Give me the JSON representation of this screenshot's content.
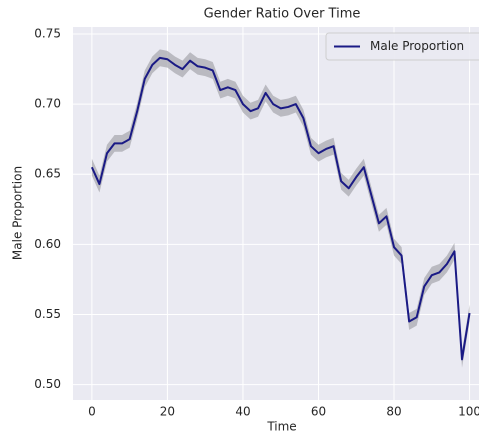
{
  "chart_data": {
    "type": "line",
    "title": "Gender Ratio Over Time",
    "xlabel": "Time",
    "ylabel": "Male Proportion",
    "x": [
      0,
      2,
      4,
      6,
      8,
      10,
      12,
      14,
      16,
      18,
      20,
      22,
      24,
      26,
      28,
      30,
      32,
      34,
      36,
      38,
      40,
      42,
      44,
      46,
      48,
      50,
      52,
      54,
      56,
      58,
      60,
      62,
      64,
      66,
      68,
      70,
      72,
      74,
      76,
      78,
      80,
      82,
      84,
      86,
      88,
      90,
      92,
      94,
      96,
      98,
      100
    ],
    "series": [
      {
        "name": "Male Proportion",
        "color": "#1a1a85",
        "values": [
          0.655,
          0.643,
          0.665,
          0.672,
          0.672,
          0.675,
          0.695,
          0.718,
          0.728,
          0.733,
          0.732,
          0.728,
          0.725,
          0.731,
          0.727,
          0.726,
          0.724,
          0.71,
          0.712,
          0.71,
          0.7,
          0.695,
          0.697,
          0.708,
          0.7,
          0.697,
          0.698,
          0.7,
          0.69,
          0.67,
          0.665,
          0.668,
          0.67,
          0.645,
          0.64,
          0.648,
          0.655,
          0.635,
          0.615,
          0.62,
          0.598,
          0.592,
          0.545,
          0.548,
          0.57,
          0.578,
          0.58,
          0.586,
          0.595,
          0.518,
          0.551
        ]
      }
    ],
    "band": {
      "color": "#a9a9b0",
      "lower": [
        0.649,
        0.637,
        0.659,
        0.666,
        0.666,
        0.669,
        0.689,
        0.712,
        0.722,
        0.727,
        0.726,
        0.722,
        0.719,
        0.725,
        0.721,
        0.72,
        0.718,
        0.704,
        0.706,
        0.704,
        0.694,
        0.689,
        0.691,
        0.702,
        0.694,
        0.691,
        0.692,
        0.694,
        0.684,
        0.664,
        0.659,
        0.662,
        0.664,
        0.639,
        0.634,
        0.642,
        0.649,
        0.629,
        0.609,
        0.614,
        0.592,
        0.586,
        0.539,
        0.542,
        0.564,
        0.572,
        0.574,
        0.58,
        0.589,
        0.512,
        0.545
      ],
      "upper": [
        0.661,
        0.649,
        0.671,
        0.678,
        0.678,
        0.681,
        0.701,
        0.724,
        0.734,
        0.739,
        0.738,
        0.734,
        0.731,
        0.737,
        0.733,
        0.732,
        0.73,
        0.716,
        0.718,
        0.716,
        0.706,
        0.701,
        0.703,
        0.714,
        0.706,
        0.703,
        0.704,
        0.706,
        0.696,
        0.676,
        0.671,
        0.674,
        0.676,
        0.651,
        0.646,
        0.654,
        0.661,
        0.641,
        0.621,
        0.626,
        0.604,
        0.598,
        0.551,
        0.554,
        0.576,
        0.584,
        0.586,
        0.592,
        0.601,
        0.524,
        0.557
      ]
    },
    "xlim": [
      -5,
      102.5
    ],
    "xticks": [
      0,
      20,
      40,
      60,
      80,
      100
    ],
    "ylim": [
      0.489,
      0.755
    ],
    "yticks": [
      {
        "value": 0.5,
        "label": "0.50"
      },
      0.55,
      {
        "value": 0.6,
        "label": "0.60"
      },
      0.65,
      {
        "value": 0.7,
        "label": "0.70"
      },
      0.75
    ],
    "grid": true,
    "legend": "upper right",
    "background": "#eaeaf2"
  }
}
--*--
## What you have to do
Copy each line in full and exactly, omitting any picture.

## Correct response
Give me the JSON representation of this screenshot's content.
{
  "chart_data": {
    "type": "line",
    "title": "Gender Ratio Over Time",
    "xlabel": "Time",
    "ylabel": "Male Proportion",
    "x": [
      0,
      2,
      4,
      6,
      8,
      10,
      12,
      14,
      16,
      18,
      20,
      22,
      24,
      26,
      28,
      30,
      32,
      34,
      36,
      38,
      40,
      42,
      44,
      46,
      48,
      50,
      52,
      54,
      56,
      58,
      60,
      62,
      64,
      66,
      68,
      70,
      72,
      74,
      76,
      78,
      80,
      82,
      84,
      86,
      88,
      90,
      92,
      94,
      96,
      98,
      100
    ],
    "series": [
      {
        "name": "Male Proportion",
        "color": "#1a1a85",
        "values": [
          0.655,
          0.643,
          0.665,
          0.672,
          0.672,
          0.675,
          0.695,
          0.718,
          0.728,
          0.733,
          0.732,
          0.728,
          0.725,
          0.731,
          0.727,
          0.726,
          0.724,
          0.71,
          0.712,
          0.71,
          0.7,
          0.695,
          0.697,
          0.708,
          0.7,
          0.697,
          0.698,
          0.7,
          0.69,
          0.67,
          0.665,
          0.668,
          0.67,
          0.645,
          0.64,
          0.648,
          0.655,
          0.635,
          0.615,
          0.62,
          0.598,
          0.592,
          0.545,
          0.548,
          0.57,
          0.578,
          0.58,
          0.586,
          0.595,
          0.518,
          0.551
        ]
      }
    ],
    "band": {
      "color": "#a9a9b0",
      "lower": [
        0.649,
        0.637,
        0.659,
        0.666,
        0.666,
        0.669,
        0.689,
        0.712,
        0.722,
        0.727,
        0.726,
        0.722,
        0.719,
        0.725,
        0.721,
        0.72,
        0.718,
        0.704,
        0.706,
        0.704,
        0.694,
        0.689,
        0.691,
        0.702,
        0.694,
        0.691,
        0.692,
        0.694,
        0.684,
        0.664,
        0.659,
        0.662,
        0.664,
        0.639,
        0.634,
        0.642,
        0.649,
        0.629,
        0.609,
        0.614,
        0.592,
        0.586,
        0.539,
        0.542,
        0.564,
        0.572,
        0.574,
        0.58,
        0.589,
        0.512,
        0.545
      ],
      "upper": [
        0.661,
        0.649,
        0.671,
        0.678,
        0.678,
        0.681,
        0.701,
        0.724,
        0.734,
        0.739,
        0.738,
        0.734,
        0.731,
        0.737,
        0.733,
        0.732,
        0.73,
        0.716,
        0.718,
        0.716,
        0.706,
        0.701,
        0.703,
        0.714,
        0.706,
        0.703,
        0.704,
        0.706,
        0.696,
        0.676,
        0.671,
        0.674,
        0.676,
        0.651,
        0.646,
        0.654,
        0.661,
        0.641,
        0.621,
        0.626,
        0.604,
        0.598,
        0.551,
        0.554,
        0.576,
        0.584,
        0.586,
        0.592,
        0.601,
        0.524,
        0.557
      ]
    },
    "xlim": [
      -5,
      102.5
    ],
    "xticks": [
      0,
      20,
      40,
      60,
      80,
      100
    ],
    "ylim": [
      0.489,
      0.755
    ],
    "yticks": [
      {
        "value": 0.5,
        "label": "0.50"
      },
      0.55,
      {
        "value": 0.6,
        "label": "0.60"
      },
      0.65,
      {
        "value": 0.7,
        "label": "0.70"
      },
      0.75
    ],
    "grid": true,
    "legend": "upper right",
    "background": "#eaeaf2"
  }
}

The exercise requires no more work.